Records excerpted from a collection
╔══

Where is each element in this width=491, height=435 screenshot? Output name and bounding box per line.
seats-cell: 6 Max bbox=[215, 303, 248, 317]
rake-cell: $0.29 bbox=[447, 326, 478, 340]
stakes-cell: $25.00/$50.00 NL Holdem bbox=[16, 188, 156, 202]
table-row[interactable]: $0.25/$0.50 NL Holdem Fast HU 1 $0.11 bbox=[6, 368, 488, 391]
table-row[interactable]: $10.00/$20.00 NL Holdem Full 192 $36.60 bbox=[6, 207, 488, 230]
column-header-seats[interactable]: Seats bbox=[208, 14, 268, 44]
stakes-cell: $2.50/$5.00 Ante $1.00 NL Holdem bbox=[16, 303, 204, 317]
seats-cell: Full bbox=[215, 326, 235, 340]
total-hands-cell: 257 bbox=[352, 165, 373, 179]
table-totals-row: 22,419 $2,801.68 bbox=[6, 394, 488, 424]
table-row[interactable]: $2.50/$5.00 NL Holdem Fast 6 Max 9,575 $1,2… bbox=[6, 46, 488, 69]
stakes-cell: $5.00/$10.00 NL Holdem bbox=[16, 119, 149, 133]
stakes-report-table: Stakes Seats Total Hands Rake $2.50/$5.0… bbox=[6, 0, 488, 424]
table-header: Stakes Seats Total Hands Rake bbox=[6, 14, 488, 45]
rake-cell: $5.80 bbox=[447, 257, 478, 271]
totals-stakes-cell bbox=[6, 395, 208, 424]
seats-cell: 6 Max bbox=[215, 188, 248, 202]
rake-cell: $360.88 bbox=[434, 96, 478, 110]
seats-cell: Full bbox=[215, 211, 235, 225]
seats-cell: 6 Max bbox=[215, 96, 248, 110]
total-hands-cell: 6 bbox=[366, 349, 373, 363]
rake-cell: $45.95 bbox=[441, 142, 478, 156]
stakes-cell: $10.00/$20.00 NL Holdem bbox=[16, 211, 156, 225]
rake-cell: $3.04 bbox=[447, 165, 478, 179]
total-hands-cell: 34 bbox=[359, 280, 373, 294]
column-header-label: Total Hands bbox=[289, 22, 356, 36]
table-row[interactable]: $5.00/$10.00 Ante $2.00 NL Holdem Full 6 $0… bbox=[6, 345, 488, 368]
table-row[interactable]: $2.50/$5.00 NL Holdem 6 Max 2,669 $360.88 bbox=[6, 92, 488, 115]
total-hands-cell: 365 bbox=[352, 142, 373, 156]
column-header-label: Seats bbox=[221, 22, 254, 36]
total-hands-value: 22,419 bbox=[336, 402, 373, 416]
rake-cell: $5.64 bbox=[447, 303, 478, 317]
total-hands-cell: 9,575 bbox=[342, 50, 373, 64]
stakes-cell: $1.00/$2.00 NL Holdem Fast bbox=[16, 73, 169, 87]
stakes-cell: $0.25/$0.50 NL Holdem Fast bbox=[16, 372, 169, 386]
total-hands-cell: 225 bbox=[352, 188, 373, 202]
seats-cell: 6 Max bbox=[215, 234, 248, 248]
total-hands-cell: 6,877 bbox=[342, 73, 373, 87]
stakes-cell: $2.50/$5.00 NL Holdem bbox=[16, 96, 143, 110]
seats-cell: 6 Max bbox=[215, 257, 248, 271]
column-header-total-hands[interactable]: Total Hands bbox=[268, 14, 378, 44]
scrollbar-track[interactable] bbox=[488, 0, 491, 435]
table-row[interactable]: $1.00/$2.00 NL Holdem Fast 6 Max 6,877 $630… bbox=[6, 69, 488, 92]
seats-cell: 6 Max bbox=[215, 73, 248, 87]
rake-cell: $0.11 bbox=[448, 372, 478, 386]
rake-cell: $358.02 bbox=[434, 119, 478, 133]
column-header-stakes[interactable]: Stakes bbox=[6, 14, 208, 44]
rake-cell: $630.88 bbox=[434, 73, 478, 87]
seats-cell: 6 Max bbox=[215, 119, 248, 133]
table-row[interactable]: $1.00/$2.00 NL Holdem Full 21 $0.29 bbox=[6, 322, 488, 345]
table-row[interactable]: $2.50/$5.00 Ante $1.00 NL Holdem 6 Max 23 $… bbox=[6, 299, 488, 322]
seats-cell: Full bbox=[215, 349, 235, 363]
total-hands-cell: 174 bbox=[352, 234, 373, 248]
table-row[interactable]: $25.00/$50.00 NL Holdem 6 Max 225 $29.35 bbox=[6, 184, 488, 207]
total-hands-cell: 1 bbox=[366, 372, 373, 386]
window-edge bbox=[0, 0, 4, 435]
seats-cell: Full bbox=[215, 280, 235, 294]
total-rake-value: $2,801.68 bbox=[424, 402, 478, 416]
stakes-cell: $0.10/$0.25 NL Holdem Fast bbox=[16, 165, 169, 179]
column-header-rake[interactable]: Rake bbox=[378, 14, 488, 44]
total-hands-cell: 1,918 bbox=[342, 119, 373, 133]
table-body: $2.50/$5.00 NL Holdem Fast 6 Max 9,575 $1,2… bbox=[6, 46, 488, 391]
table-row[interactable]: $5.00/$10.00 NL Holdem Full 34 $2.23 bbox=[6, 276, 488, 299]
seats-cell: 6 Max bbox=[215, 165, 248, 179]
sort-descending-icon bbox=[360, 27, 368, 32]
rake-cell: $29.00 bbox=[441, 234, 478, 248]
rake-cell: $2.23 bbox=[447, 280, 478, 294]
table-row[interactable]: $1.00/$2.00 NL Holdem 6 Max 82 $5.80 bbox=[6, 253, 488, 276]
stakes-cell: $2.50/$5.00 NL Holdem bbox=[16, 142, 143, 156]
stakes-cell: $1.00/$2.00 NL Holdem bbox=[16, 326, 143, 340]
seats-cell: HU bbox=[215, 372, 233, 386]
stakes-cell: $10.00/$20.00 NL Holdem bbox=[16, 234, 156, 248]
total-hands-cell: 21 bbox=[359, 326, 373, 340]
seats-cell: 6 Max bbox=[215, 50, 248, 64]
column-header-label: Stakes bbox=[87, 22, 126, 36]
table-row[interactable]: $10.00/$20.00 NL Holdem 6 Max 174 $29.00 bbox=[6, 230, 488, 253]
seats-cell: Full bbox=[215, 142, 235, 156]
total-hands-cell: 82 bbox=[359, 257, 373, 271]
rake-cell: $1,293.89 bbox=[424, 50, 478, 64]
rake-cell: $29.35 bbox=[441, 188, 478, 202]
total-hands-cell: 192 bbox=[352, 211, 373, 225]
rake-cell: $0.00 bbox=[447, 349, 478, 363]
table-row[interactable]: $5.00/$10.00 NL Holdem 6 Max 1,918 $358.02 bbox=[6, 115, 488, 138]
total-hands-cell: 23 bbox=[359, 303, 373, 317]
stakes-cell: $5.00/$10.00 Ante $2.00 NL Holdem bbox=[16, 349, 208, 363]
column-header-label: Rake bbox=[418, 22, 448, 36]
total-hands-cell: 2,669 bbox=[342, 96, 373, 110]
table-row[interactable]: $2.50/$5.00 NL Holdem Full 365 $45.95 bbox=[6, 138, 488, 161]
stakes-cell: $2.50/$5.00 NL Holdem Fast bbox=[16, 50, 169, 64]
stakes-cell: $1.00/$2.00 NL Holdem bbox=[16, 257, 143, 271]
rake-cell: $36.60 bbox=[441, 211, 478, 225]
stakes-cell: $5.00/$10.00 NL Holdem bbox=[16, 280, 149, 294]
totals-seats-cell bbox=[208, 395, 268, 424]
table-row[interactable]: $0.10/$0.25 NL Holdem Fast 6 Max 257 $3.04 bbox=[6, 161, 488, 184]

╚══

Print the entire listing above once more, reproducing every line without any alteration.

▶ [Exercise solution]:
Where is each element in this width=491, height=435 screenshot? Output name and bounding box per line.
seats-cell: 6 Max bbox=[215, 303, 248, 317]
rake-cell: $0.29 bbox=[447, 326, 478, 340]
stakes-cell: $25.00/$50.00 NL Holdem bbox=[16, 188, 156, 202]
table-row[interactable]: $0.25/$0.50 NL Holdem Fast HU 1 $0.11 bbox=[6, 368, 488, 391]
table-row[interactable]: $10.00/$20.00 NL Holdem Full 192 $36.60 bbox=[6, 207, 488, 230]
column-header-seats[interactable]: Seats bbox=[208, 14, 268, 44]
stakes-cell: $2.50/$5.00 Ante $1.00 NL Holdem bbox=[16, 303, 204, 317]
seats-cell: Full bbox=[215, 326, 235, 340]
total-hands-cell: 257 bbox=[352, 165, 373, 179]
table-totals-row: 22,419 $2,801.68 bbox=[6, 394, 488, 424]
table-row[interactable]: $2.50/$5.00 NL Holdem Fast 6 Max 9,575 $1,2… bbox=[6, 46, 488, 69]
stakes-cell: $5.00/$10.00 NL Holdem bbox=[16, 119, 149, 133]
stakes-report-table: Stakes Seats Total Hands Rake $2.50/$5.0… bbox=[6, 0, 488, 424]
table-header: Stakes Seats Total Hands Rake bbox=[6, 14, 488, 45]
rake-cell: $5.80 bbox=[447, 257, 478, 271]
totals-stakes-cell bbox=[6, 395, 208, 424]
seats-cell: 6 Max bbox=[215, 188, 248, 202]
rake-cell: $360.88 bbox=[434, 96, 478, 110]
seats-cell: Full bbox=[215, 211, 235, 225]
seats-cell: 6 Max bbox=[215, 96, 248, 110]
total-hands-cell: 6 bbox=[366, 349, 373, 363]
rake-cell: $45.95 bbox=[441, 142, 478, 156]
stakes-cell: $10.00/$20.00 NL Holdem bbox=[16, 211, 156, 225]
rake-cell: $3.04 bbox=[447, 165, 478, 179]
total-hands-cell: 34 bbox=[359, 280, 373, 294]
column-header-label: Total Hands bbox=[289, 22, 356, 36]
table-row[interactable]: $5.00/$10.00 Ante $2.00 NL Holdem Full 6 $0… bbox=[6, 345, 488, 368]
table-row[interactable]: $2.50/$5.00 NL Holdem 6 Max 2,669 $360.88 bbox=[6, 92, 488, 115]
total-hands-cell: 365 bbox=[352, 142, 373, 156]
column-header-label: Seats bbox=[221, 22, 254, 36]
total-hands-value: 22,419 bbox=[336, 402, 373, 416]
rake-cell: $5.64 bbox=[447, 303, 478, 317]
total-hands-cell: 9,575 bbox=[342, 50, 373, 64]
stakes-cell: $1.00/$2.00 NL Holdem Fast bbox=[16, 73, 169, 87]
stakes-cell: $0.25/$0.50 NL Holdem Fast bbox=[16, 372, 169, 386]
total-hands-cell: 225 bbox=[352, 188, 373, 202]
seats-cell: 6 Max bbox=[215, 234, 248, 248]
total-hands-cell: 6,877 bbox=[342, 73, 373, 87]
stakes-cell: $2.50/$5.00 NL Holdem bbox=[16, 96, 143, 110]
seats-cell: 6 Max bbox=[215, 257, 248, 271]
column-header-total-hands[interactable]: Total Hands bbox=[268, 14, 378, 44]
scrollbar-track[interactable] bbox=[488, 0, 491, 435]
table-row[interactable]: $1.00/$2.00 NL Holdem Fast 6 Max 6,877 $630… bbox=[6, 69, 488, 92]
seats-cell: 6 Max bbox=[215, 73, 248, 87]
rake-cell: $0.11 bbox=[448, 372, 478, 386]
rake-cell: $358.02 bbox=[434, 119, 478, 133]
column-header-stakes[interactable]: Stakes bbox=[6, 14, 208, 44]
rake-cell: $630.88 bbox=[434, 73, 478, 87]
seats-cell: 6 Max bbox=[215, 119, 248, 133]
table-row[interactable]: $1.00/$2.00 NL Holdem Full 21 $0.29 bbox=[6, 322, 488, 345]
table-row[interactable]: $2.50/$5.00 Ante $1.00 NL Holdem 6 Max 23 $… bbox=[6, 299, 488, 322]
seats-cell: Full bbox=[215, 349, 235, 363]
total-hands-cell: 174 bbox=[352, 234, 373, 248]
table-row[interactable]: $25.00/$50.00 NL Holdem 6 Max 225 $29.35 bbox=[6, 184, 488, 207]
total-hands-cell: 1 bbox=[366, 372, 373, 386]
window-edge bbox=[0, 0, 4, 435]
seats-cell: Full bbox=[215, 280, 235, 294]
total-rake-value: $2,801.68 bbox=[424, 402, 478, 416]
stakes-cell: $0.10/$0.25 NL Holdem Fast bbox=[16, 165, 169, 179]
column-header-rake[interactable]: Rake bbox=[378, 14, 488, 44]
total-hands-cell: 1,918 bbox=[342, 119, 373, 133]
table-body: $2.50/$5.00 NL Holdem Fast 6 Max 9,575 $1,2… bbox=[6, 46, 488, 391]
table-row[interactable]: $5.00/$10.00 NL Holdem Full 34 $2.23 bbox=[6, 276, 488, 299]
seats-cell: 6 Max bbox=[215, 165, 248, 179]
sort-descending-icon bbox=[360, 27, 368, 32]
rake-cell: $29.00 bbox=[441, 234, 478, 248]
rake-cell: $2.23 bbox=[447, 280, 478, 294]
table-row[interactable]: $1.00/$2.00 NL Holdem 6 Max 82 $5.80 bbox=[6, 253, 488, 276]
stakes-cell: $2.50/$5.00 NL Holdem bbox=[16, 142, 143, 156]
stakes-cell: $1.00/$2.00 NL Holdem bbox=[16, 326, 143, 340]
seats-cell: HU bbox=[215, 372, 233, 386]
stakes-cell: $10.00/$20.00 NL Holdem bbox=[16, 234, 156, 248]
total-hands-cell: 21 bbox=[359, 326, 373, 340]
seats-cell: 6 Max bbox=[215, 50, 248, 64]
column-header-label: Stakes bbox=[87, 22, 126, 36]
table-row[interactable]: $10.00/$20.00 NL Holdem 6 Max 174 $29.00 bbox=[6, 230, 488, 253]
seats-cell: Full bbox=[215, 142, 235, 156]
total-hands-cell: 82 bbox=[359, 257, 373, 271]
rake-cell: $1,293.89 bbox=[424, 50, 478, 64]
rake-cell: $29.35 bbox=[441, 188, 478, 202]
total-hands-cell: 192 bbox=[352, 211, 373, 225]
rake-cell: $0.00 bbox=[447, 349, 478, 363]
table-row[interactable]: $5.00/$10.00 NL Holdem 6 Max 1,918 $358.02 bbox=[6, 115, 488, 138]
total-hands-cell: 23 bbox=[359, 303, 373, 317]
stakes-cell: $5.00/$10.00 Ante $2.00 NL Holdem bbox=[16, 349, 208, 363]
column-header-label: Rake bbox=[418, 22, 448, 36]
total-hands-cell: 2,669 bbox=[342, 96, 373, 110]
table-row[interactable]: $2.50/$5.00 NL Holdem Full 365 $45.95 bbox=[6, 138, 488, 161]
stakes-cell: $2.50/$5.00 NL Holdem Fast bbox=[16, 50, 169, 64]
stakes-cell: $1.00/$2.00 NL Holdem bbox=[16, 257, 143, 271]
rake-cell: $36.60 bbox=[441, 211, 478, 225]
stakes-cell: $5.00/$10.00 NL Holdem bbox=[16, 280, 149, 294]
totals-seats-cell bbox=[208, 395, 268, 424]
table-row[interactable]: $0.10/$0.25 NL Holdem Fast 6 Max 257 $3.04 bbox=[6, 161, 488, 184]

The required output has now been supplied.